PROBLEM REQUIREMENTS:
Lines holding the string "unique" are the ones to copy from this listing.

MATERIALS PROVIDED:
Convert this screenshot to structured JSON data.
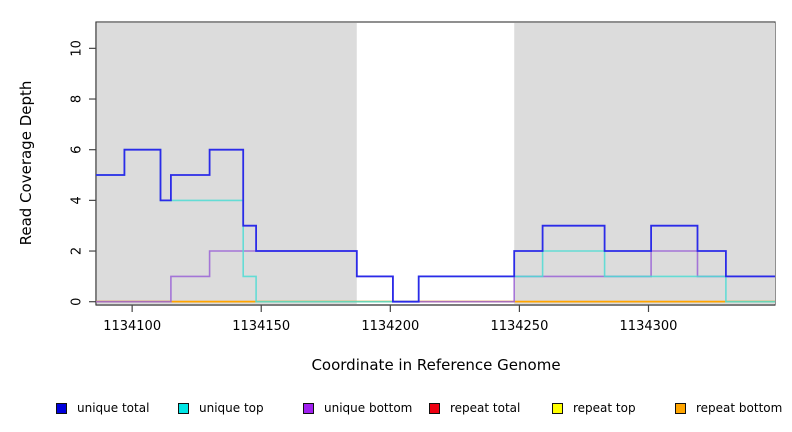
{
  "chart_data": {
    "type": "line",
    "subtype": "step",
    "title": "",
    "xlabel": "Coordinate in Reference Genome",
    "ylabel": "Read Coverage Depth",
    "xlim": [
      1134086,
      1134349
    ],
    "ylim": [
      -0.13,
      11.04
    ],
    "x_ticks": [
      1134100,
      1134150,
      1134200,
      1134250,
      1134300
    ],
    "y_ticks": [
      0,
      2,
      4,
      6,
      8,
      10
    ],
    "grid": false,
    "legend_position": "bottom",
    "shaded_regions": {
      "color": "#DCDCDC",
      "ranges": [
        [
          1134086,
          1134187
        ],
        [
          1134248,
          1134349
        ]
      ]
    },
    "axis_color": "#454545",
    "draw_order": [
      3,
      4,
      5,
      2,
      1,
      0
    ],
    "series": [
      {
        "name": "unique total",
        "line_color": "#2B2BE8",
        "swatch_color": "#0000DD",
        "opacity": 1,
        "width": 1.8,
        "points": [
          [
            1134086,
            5
          ],
          [
            1134097,
            6
          ],
          [
            1134111,
            4
          ],
          [
            1134115,
            5
          ],
          [
            1134130,
            6
          ],
          [
            1134143,
            3
          ],
          [
            1134148,
            2
          ],
          [
            1134187,
            1
          ],
          [
            1134201,
            0
          ],
          [
            1134211,
            1
          ],
          [
            1134248,
            2
          ],
          [
            1134259,
            3
          ],
          [
            1134283,
            2
          ],
          [
            1134301,
            3
          ],
          [
            1134319,
            2
          ],
          [
            1134330,
            1
          ],
          [
            1134349,
            1
          ]
        ]
      },
      {
        "name": "unique top",
        "line_color": "#4FDCD4",
        "swatch_color": "#00E5E5",
        "opacity": 0.85,
        "width": 1.6,
        "points": [
          [
            1134086,
            5
          ],
          [
            1134097,
            6
          ],
          [
            1134111,
            4
          ],
          [
            1134143,
            1
          ],
          [
            1134148,
            0
          ],
          [
            1134211,
            1
          ],
          [
            1134259,
            2
          ],
          [
            1134283,
            1
          ],
          [
            1134330,
            0
          ],
          [
            1134349,
            0
          ]
        ]
      },
      {
        "name": "unique bottom",
        "line_color": "#9A63D6",
        "swatch_color": "#A020F0",
        "opacity": 0.85,
        "width": 1.6,
        "points": [
          [
            1134086,
            0
          ],
          [
            1134115,
            1
          ],
          [
            1134130,
            2
          ],
          [
            1134187,
            1
          ],
          [
            1134201,
            0
          ],
          [
            1134248,
            1
          ],
          [
            1134301,
            2
          ],
          [
            1134319,
            1
          ],
          [
            1134349,
            1
          ]
        ]
      },
      {
        "name": "repeat total",
        "line_color": "#DC143C",
        "swatch_color": "#EE0011",
        "opacity": 1,
        "width": 1.6,
        "points": [
          [
            1134086,
            0
          ],
          [
            1134349,
            0
          ]
        ]
      },
      {
        "name": "repeat top",
        "line_color": "#FFFF00",
        "swatch_color": "#FFFF00",
        "opacity": 1,
        "width": 1.6,
        "points": [
          [
            1134086,
            0
          ],
          [
            1134349,
            0
          ]
        ]
      },
      {
        "name": "repeat bottom",
        "line_color": "#FFA500",
        "swatch_color": "#FFA500",
        "opacity": 1,
        "width": 1.6,
        "points": [
          [
            1134086,
            0
          ],
          [
            1134349,
            0
          ]
        ]
      }
    ]
  }
}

ANSWER SPACE:
        "name": "unique total",
        "name": "unique top",
        "name": "unique bottom",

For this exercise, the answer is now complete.